# Directions
Locate the string "screenshot" in the records below. Copy every line where it occurs.

--- START Dataset rows ---

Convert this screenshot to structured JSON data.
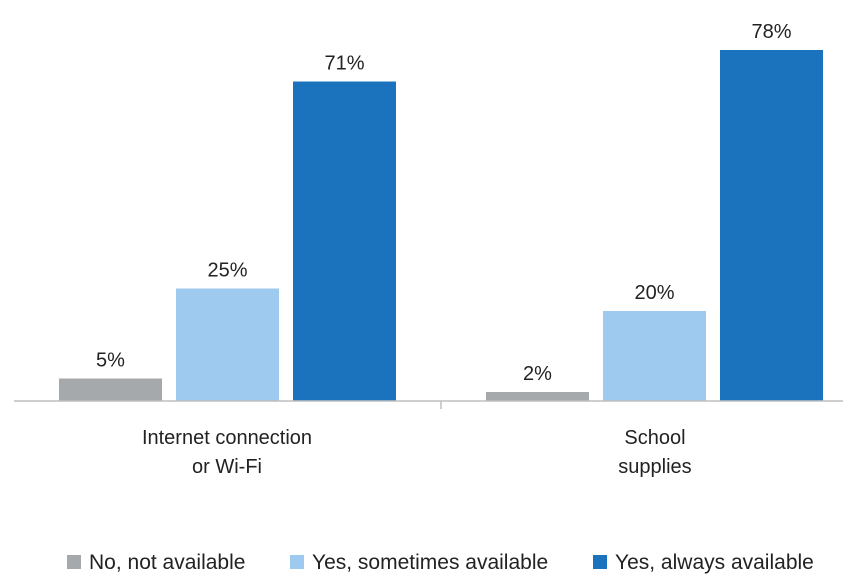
{
  "chart_data": {
    "type": "bar",
    "categories": [
      [
        "Internet connection",
        "or Wi-Fi"
      ],
      [
        "School",
        "supplies"
      ]
    ],
    "series": [
      {
        "name": "No, not available",
        "values": [
          5,
          2
        ],
        "labels": [
          "5%",
          "2%"
        ],
        "color": "#a5a9ac"
      },
      {
        "name": "Yes, sometimes available",
        "values": [
          25,
          20
        ],
        "labels": [
          "25%",
          "20%"
        ],
        "color": "#9dcaee"
      },
      {
        "name": "Yes, always available",
        "values": [
          71,
          78
        ],
        "labels": [
          "71%",
          "78%"
        ],
        "color": "#1b73be"
      }
    ],
    "ylim": [
      0,
      100
    ],
    "grid": false,
    "legend_position": "bottom"
  }
}
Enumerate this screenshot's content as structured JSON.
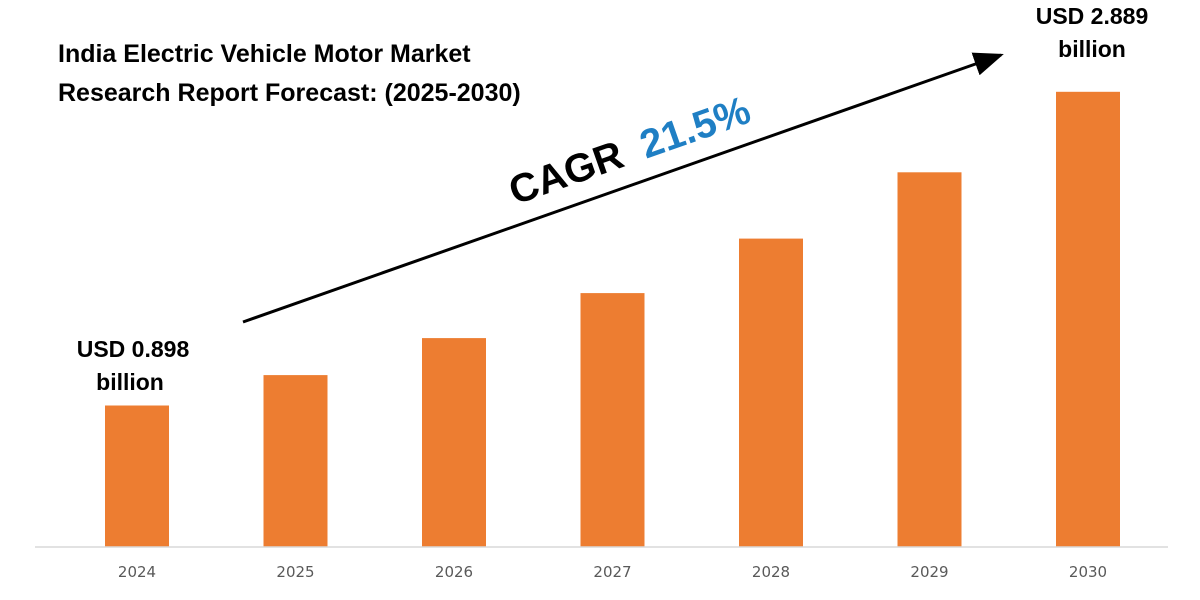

--- END Dataset rows ---

# Solution to this exercise
Convert this screenshot to structured JSON data.
Enumerate this screenshot's content as structured JSON.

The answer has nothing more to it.